| Given data |
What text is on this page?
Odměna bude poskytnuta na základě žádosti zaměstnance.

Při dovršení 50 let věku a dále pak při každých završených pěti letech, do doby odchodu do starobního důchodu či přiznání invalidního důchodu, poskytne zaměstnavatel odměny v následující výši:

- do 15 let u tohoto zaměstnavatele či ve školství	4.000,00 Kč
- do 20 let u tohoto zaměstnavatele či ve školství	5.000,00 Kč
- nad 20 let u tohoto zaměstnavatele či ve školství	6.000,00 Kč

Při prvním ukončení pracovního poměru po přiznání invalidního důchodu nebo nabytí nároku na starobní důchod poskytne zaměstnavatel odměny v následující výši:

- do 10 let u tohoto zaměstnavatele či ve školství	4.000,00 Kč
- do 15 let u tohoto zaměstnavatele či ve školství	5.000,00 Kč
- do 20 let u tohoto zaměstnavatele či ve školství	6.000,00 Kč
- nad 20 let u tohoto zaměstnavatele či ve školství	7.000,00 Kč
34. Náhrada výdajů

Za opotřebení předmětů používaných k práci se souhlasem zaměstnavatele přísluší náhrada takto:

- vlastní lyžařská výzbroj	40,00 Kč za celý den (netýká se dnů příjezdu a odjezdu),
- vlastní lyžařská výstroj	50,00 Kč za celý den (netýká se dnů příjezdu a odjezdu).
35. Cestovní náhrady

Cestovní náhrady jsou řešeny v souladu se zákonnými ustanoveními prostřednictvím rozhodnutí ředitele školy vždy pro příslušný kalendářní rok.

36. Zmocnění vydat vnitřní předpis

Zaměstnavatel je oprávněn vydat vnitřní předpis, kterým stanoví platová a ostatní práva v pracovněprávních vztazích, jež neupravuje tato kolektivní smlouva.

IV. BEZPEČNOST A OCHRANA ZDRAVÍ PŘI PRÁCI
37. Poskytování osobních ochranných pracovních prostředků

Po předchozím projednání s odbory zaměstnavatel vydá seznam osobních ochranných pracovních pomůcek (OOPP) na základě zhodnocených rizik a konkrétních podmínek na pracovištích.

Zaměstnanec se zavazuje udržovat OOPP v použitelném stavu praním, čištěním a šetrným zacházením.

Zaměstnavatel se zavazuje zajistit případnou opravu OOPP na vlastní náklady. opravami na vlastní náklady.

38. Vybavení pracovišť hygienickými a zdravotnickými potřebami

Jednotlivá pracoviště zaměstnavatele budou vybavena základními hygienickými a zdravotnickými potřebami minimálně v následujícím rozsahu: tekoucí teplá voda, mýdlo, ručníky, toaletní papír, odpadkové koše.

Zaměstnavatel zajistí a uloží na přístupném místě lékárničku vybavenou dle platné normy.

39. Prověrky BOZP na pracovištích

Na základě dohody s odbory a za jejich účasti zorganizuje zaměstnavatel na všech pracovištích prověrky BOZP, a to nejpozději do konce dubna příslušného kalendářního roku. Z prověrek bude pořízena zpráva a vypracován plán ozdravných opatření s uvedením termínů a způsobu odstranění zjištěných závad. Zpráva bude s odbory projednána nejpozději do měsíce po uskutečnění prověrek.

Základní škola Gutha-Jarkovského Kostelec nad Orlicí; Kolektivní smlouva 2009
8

| Exercise directions |
Retype each record exactly, leaving nothing out.

| Written solution |
What text is on this page?
Odměna bude poskytnuta na základě žádosti zaměstnance.

Při dovršení 50 let věku a dále pak při každých završených pěti letech, do doby odchodu do starobního důchodu či přiznání invalidního důchodu, poskytne zaměstnavatel odměny v následující výši:

- do 15 let u tohoto zaměstnavatele či ve školství	4.000,00 Kč
- do 20 let u tohoto zaměstnavatele či ve školství	5.000,00 Kč
- nad 20 let u tohoto zaměstnavatele či ve školství	6.000,00 Kč

Při prvním ukončení pracovního poměru po přiznání invalidního důchodu nebo nabytí nároku na starobní důchod poskytne zaměstnavatel odměny v následující výši:

- do 10 let u tohoto zaměstnavatele či ve školství	4.000,00 Kč
- do 15 let u tohoto zaměstnavatele či ve školství	5.000,00 Kč
- do 20 let u tohoto zaměstnavatele či ve školství	6.000,00 Kč
- nad 20 let u tohoto zaměstnavatele či ve školství	7.000,00 Kč
34. Náhrada výdajů

Za opotřebení předmětů používaných k práci se souhlasem zaměstnavatele přísluší náhrada takto:

- vlastní lyžařská výzbroj	40,00 Kč za celý den (netýká se dnů příjezdu a odjezdu),
- vlastní lyžařská výstroj	50,00 Kč za celý den (netýká se dnů příjezdu a odjezdu).
35. Cestovní náhrady

Cestovní náhrady jsou řešeny v souladu se zákonnými ustanoveními prostřednictvím rozhodnutí ředitele školy vždy pro příslušný kalendářní rok.

36. Zmocnění vydat vnitřní předpis

Zaměstnavatel je oprávněn vydat vnitřní předpis, kterým stanoví platová a ostatní práva v pracovněprávních vztazích, jež neupravuje tato kolektivní smlouva.

IV. BEZPEČNOST A OCHRANA ZDRAVÍ PŘI PRÁCI
37. Poskytování osobních ochranných pracovních prostředků

Po předchozím projednání s odbory zaměstnavatel vydá seznam osobních ochranných pracovních pomůcek (OOPP) na základě zhodnocených rizik a konkrétních podmínek na pracovištích.

Zaměstnanec se zavazuje udržovat OOPP v použitelném stavu praním, čištěním a šetrným zacházením.

Zaměstnavatel se zavazuje zajistit případnou opravu OOPP na vlastní náklady. opravami na vlastní náklady.

38. Vybavení pracovišť hygienickými a zdravotnickými potřebami

Jednotlivá pracoviště zaměstnavatele budou vybavena základními hygienickými a zdravotnickými potřebami minimálně v následujícím rozsahu: tekoucí teplá voda, mýdlo, ručníky, toaletní papír, odpadkové koše.

Zaměstnavatel zajistí a uloží na přístupném místě lékárničku vybavenou dle platné normy.

39. Prověrky BOZP na pracovištích

Na základě dohody s odbory a za jejich účasti zorganizuje zaměstnavatel na všech pracovištích prověrky BOZP, a to nejpozději do konce dubna příslušného kalendářního roku. Z prověrek bude pořízena zpráva a vypracován plán ozdravných opatření s uvedením termínů a způsobu odstranění zjištěných závad. Zpráva bude s odbory projednána nejpozději do měsíce po uskutečnění prověrek.

Základní škola Gutha-Jarkovského Kostelec nad Orlicí; Kolektivní smlouva 2009
8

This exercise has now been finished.